Passage provided:
....

Ask HN: .com, .co, .me does it really matter? - hansy

When registering a company domain name, does it really matter what domain you choose? Or are specific domain names really associated with specific types of sites (like .me for personal sites)?
======
cheeky
I literally tried about 200 different dot com names for our startup and they
were all taken. I had some brilliant ideas. They were all taken. Even the
weird ones I came up with were taken.

In the end I settled for something I wasn't 100% happy with. It was a dot com
and quite relative to the business, but it wasn't catchy. At the point of
registration I knew this would not be the final name. So I decided to stop
wasting time fretting about a name and focus on the business and product. I
know that at a later stage I will be able to get some clever creative team to
come up with a great theme and name and a catchy dot com that encapsulates
that theme / brand. So for now our site has a clean design with not too much
branding, but will easily be able to apply the changes once the creative team
work their magic.

------
182446
The only sites I can name off the top of my head with .me are: about.me
threewords.me

I can't name any .co sites.

I had the opportunity to buy a perfect domain name with my country's domain
code but I decided against it. It would be confusing for anyone in a different
country.

....

Records shown:
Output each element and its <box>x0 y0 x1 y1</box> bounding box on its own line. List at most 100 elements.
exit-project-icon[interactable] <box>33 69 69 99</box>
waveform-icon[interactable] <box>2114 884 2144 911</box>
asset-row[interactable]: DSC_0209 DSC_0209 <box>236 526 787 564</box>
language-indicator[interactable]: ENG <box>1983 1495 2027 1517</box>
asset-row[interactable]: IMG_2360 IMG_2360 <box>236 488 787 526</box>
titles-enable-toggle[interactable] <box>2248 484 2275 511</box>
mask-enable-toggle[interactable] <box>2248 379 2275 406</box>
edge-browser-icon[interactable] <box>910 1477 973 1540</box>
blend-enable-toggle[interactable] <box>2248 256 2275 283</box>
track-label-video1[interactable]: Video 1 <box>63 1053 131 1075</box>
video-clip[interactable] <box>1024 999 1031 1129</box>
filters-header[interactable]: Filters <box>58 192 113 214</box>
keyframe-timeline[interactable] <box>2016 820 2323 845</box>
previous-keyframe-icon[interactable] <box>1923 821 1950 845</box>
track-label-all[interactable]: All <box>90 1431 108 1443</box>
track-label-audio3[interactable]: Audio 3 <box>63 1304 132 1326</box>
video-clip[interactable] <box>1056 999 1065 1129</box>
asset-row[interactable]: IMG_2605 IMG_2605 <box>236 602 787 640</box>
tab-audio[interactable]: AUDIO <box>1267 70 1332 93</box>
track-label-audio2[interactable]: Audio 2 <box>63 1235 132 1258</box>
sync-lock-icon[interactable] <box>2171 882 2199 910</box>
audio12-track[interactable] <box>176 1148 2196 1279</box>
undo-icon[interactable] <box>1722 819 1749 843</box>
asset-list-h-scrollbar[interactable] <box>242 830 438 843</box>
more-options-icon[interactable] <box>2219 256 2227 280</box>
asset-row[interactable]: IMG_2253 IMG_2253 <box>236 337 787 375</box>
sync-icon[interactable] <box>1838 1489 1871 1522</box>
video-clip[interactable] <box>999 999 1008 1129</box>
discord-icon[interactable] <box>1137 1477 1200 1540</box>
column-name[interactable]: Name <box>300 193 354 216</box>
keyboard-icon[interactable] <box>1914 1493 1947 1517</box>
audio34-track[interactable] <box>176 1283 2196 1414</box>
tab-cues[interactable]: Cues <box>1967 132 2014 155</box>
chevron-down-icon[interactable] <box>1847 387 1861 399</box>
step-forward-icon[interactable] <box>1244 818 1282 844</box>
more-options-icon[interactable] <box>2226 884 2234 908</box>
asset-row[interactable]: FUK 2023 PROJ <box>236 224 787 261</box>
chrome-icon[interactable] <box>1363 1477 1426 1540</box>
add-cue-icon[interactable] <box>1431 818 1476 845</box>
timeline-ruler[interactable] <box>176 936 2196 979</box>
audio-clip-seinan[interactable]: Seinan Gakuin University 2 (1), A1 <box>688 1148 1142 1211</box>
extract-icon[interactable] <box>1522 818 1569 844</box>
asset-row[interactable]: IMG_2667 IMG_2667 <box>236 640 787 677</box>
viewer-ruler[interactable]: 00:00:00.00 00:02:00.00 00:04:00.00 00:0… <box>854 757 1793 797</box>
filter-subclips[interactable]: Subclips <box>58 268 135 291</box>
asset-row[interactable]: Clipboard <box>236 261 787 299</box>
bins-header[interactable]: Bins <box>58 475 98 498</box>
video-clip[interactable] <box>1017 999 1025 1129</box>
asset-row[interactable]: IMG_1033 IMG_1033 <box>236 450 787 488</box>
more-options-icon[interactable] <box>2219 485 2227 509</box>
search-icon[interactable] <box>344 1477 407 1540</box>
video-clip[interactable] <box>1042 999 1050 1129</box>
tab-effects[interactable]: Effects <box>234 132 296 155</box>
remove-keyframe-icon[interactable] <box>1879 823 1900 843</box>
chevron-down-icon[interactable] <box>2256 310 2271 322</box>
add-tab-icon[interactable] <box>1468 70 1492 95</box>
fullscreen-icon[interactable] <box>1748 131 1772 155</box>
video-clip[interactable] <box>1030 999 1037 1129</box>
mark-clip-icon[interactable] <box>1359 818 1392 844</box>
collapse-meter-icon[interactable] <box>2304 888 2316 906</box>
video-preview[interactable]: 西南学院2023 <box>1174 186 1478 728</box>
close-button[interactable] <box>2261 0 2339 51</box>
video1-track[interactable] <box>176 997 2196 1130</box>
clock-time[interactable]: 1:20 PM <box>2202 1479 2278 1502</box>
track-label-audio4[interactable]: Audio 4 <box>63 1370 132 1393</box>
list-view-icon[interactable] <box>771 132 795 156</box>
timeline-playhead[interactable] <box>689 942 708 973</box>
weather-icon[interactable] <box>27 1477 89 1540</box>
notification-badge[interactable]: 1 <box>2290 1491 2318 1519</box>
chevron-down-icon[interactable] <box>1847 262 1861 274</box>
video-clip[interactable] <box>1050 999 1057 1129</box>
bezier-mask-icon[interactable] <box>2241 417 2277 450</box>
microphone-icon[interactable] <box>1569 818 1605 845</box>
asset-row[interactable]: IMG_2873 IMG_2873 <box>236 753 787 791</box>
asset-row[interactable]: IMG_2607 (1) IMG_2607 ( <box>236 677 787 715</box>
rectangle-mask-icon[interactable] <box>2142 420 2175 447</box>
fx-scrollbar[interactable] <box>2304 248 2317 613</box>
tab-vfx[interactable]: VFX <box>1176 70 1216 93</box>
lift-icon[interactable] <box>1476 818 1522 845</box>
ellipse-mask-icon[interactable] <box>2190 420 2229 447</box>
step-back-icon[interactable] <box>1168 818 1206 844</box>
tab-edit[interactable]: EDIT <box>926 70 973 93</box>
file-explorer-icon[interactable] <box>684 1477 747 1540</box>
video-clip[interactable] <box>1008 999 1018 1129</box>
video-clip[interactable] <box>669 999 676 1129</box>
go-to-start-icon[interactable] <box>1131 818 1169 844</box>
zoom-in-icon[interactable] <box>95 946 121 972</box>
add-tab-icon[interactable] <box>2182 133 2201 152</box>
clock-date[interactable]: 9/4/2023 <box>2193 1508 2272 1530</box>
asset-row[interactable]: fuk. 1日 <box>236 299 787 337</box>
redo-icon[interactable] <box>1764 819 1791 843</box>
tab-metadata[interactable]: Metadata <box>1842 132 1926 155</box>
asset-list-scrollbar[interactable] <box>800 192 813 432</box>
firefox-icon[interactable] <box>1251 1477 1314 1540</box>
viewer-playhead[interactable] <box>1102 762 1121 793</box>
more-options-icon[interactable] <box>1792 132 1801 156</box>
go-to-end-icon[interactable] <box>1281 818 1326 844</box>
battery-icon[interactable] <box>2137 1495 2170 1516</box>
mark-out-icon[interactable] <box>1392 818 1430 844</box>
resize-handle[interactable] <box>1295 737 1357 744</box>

....

Exercise requirements:
A - In the domain-name thread, rewrite the passage that begins at the words "Ask HN: .com, .co, .me" and stops after "with were taken.", substituting "company" for "startup".
B - Condense the paragraph of the domain-name thread that opens with "In the end I settled" into a bulleted list that retains its main facts.
C - Extend the domain-name thread beyond its final sentence.
The items are not required for this work.

Answers provided:
A -
Ask HN: .com, .co, .me does it really matter? - hansy

When registering a company domain name, does it really matter what domain you choose? Or are specific domain names really associated with specific types of sites (like .me for personal sites)?
======
cheeky
I literally tried about 200 different dot com names for our company and they
were all taken. I had some brilliant ideas. They were all taken. Even the
weird ones I came up with were taken.

B -
- The writer settled on a .com name they were not fully happy with; it was relevant to the business but not catchy.
- At registration, they knew it would not be the final name.
- They stopped fretting over the name to focus on the business and product.
- They expect a creative team to later devise a theme, a name and a catchy .com that captures the brand.
- Until then, the site has a clean design with little branding, so changes will be easy to apply once the creative team finishes.

C -
Funnily enough, I got a domain I wanted years ago because the owner had let it
expire so I am delighted!

------
ares2012
As much as I hate to admit it, the name can be as important as the product.
You need something that is easy to remember so word can spread on it's own.

Realize that if you have a good name, some people will try to type the name
.com no matter what you do. However, very few people type domains into their
browser anymore so I would pick a better name .co or .me than a bad name .com.

------
keiferski
Yes, always try for the .com. Anything else is horribly confusing for non-
technical people.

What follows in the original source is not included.